Task -
Count only the lines of the records that hold "Updates", then give the number without any other words.

Records for processing -
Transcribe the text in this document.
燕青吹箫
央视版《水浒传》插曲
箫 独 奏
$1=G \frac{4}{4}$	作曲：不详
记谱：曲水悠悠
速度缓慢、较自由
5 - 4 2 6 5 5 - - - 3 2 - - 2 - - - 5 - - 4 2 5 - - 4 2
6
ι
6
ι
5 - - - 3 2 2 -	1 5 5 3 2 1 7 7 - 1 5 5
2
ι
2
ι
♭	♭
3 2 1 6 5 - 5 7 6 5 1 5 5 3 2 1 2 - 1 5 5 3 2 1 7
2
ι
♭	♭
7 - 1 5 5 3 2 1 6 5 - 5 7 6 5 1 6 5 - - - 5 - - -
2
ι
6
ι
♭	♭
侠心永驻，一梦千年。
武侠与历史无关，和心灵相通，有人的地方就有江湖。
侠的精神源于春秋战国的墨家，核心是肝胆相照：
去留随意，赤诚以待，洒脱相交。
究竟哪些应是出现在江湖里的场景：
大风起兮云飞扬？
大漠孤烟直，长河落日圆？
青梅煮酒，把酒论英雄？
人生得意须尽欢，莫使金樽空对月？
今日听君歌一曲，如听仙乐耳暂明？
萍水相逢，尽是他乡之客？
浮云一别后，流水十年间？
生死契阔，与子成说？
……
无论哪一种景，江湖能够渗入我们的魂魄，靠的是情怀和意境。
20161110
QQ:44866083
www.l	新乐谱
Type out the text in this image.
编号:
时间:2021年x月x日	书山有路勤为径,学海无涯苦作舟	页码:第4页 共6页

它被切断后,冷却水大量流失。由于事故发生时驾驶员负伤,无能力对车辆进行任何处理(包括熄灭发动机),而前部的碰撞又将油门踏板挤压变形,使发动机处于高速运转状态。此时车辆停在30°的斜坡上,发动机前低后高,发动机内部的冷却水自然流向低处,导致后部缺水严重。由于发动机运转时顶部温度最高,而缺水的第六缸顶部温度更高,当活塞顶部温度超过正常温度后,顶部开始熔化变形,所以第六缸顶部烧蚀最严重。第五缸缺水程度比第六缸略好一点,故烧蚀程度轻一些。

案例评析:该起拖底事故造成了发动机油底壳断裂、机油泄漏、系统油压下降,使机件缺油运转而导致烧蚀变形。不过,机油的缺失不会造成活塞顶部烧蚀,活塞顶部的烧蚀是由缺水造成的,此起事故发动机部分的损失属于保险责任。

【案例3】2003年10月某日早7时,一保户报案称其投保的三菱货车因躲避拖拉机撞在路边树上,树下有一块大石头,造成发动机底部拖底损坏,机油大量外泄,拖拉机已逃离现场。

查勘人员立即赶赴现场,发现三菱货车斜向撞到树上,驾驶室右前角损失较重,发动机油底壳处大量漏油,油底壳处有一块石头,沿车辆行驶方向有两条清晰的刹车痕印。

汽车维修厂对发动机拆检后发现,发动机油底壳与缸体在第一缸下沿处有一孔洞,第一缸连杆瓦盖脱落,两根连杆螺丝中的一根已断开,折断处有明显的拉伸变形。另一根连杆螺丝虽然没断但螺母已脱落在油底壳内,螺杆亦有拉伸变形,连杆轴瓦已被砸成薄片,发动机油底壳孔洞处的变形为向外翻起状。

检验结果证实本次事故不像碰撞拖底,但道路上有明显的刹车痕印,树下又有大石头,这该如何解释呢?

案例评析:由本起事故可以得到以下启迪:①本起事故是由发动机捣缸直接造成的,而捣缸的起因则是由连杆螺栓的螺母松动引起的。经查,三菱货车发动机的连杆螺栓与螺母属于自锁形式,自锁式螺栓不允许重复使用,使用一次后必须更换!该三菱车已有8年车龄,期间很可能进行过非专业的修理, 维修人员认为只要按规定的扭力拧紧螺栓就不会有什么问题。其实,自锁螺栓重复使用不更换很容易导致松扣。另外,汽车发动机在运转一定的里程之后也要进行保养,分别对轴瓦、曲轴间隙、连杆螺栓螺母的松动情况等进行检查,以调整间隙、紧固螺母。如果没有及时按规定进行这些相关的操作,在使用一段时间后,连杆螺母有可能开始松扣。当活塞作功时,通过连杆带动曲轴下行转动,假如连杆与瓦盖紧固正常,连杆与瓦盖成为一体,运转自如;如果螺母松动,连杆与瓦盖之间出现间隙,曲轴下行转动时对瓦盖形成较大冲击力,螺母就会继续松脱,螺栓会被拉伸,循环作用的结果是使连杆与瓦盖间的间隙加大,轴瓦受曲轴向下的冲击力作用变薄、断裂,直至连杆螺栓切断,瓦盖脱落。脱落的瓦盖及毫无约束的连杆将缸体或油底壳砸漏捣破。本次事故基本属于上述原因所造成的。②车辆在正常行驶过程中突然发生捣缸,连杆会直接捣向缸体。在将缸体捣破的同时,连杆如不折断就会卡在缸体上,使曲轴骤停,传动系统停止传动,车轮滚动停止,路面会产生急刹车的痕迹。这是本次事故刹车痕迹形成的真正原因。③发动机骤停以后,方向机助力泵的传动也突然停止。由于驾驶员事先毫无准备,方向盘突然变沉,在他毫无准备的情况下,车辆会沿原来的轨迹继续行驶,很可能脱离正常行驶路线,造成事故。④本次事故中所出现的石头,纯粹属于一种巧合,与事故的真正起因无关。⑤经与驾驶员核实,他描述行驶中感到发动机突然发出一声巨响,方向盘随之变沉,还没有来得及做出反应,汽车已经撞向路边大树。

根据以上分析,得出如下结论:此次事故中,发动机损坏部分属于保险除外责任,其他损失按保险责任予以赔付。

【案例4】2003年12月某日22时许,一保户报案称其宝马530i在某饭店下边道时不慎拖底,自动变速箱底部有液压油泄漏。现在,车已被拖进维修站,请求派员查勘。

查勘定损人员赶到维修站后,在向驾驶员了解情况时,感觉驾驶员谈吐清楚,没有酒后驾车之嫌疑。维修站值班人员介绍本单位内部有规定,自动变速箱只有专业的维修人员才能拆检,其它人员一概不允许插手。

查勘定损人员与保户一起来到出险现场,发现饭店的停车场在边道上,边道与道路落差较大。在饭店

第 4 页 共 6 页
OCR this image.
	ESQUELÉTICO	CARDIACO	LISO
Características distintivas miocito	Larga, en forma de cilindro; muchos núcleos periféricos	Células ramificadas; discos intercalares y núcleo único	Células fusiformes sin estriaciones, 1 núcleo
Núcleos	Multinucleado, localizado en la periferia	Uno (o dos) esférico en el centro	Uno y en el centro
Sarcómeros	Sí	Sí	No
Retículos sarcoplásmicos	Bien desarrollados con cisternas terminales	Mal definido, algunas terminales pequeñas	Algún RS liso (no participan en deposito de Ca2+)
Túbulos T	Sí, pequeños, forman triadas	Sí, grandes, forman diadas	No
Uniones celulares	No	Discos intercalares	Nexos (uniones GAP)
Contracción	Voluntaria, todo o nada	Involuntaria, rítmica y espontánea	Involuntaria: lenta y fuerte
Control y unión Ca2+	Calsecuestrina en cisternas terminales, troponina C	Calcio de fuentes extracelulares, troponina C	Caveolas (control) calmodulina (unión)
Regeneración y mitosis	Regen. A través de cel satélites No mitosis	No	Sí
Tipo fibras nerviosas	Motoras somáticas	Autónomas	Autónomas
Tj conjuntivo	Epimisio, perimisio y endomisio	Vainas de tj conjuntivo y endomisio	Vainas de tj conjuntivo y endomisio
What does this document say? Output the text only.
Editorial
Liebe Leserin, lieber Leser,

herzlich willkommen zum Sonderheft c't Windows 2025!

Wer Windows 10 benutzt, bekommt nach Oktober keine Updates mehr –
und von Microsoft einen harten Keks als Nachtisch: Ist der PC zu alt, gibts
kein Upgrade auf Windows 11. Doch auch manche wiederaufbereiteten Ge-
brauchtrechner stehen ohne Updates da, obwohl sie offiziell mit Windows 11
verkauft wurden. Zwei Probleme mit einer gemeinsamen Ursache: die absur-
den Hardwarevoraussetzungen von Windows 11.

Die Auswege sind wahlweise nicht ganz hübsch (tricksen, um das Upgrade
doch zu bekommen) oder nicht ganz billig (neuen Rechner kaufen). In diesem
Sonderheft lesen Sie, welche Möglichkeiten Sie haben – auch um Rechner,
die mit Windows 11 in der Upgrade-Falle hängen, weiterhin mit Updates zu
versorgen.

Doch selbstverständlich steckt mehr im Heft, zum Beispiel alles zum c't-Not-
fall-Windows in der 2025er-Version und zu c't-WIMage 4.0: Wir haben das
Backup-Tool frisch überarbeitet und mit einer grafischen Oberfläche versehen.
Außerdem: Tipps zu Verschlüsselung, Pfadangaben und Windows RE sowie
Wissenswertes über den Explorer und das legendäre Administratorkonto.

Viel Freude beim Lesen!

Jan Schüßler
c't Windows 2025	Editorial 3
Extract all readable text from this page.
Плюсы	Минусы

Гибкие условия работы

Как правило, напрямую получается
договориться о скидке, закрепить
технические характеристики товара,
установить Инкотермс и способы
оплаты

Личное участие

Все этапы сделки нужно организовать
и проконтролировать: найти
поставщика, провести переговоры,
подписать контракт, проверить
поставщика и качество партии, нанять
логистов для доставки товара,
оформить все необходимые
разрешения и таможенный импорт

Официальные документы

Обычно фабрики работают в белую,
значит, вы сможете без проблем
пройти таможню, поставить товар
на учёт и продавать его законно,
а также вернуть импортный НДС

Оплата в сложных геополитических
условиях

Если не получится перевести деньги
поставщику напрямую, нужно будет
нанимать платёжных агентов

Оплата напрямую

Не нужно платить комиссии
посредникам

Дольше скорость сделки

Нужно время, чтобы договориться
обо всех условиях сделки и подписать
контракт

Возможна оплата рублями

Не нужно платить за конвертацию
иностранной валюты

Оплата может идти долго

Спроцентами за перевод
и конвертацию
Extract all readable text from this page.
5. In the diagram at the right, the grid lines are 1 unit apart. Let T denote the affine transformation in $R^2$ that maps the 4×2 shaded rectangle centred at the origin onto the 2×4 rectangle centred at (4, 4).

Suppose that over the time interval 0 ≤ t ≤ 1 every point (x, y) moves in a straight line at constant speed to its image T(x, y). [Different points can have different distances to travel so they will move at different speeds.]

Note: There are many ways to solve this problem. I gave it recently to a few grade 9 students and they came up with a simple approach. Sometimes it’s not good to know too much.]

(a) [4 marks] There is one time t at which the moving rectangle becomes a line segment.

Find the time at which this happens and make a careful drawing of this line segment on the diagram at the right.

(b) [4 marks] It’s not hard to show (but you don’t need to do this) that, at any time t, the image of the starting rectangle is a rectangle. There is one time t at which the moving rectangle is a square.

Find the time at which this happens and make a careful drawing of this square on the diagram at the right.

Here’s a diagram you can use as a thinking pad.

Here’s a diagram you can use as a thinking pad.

Answer for this exercise -
3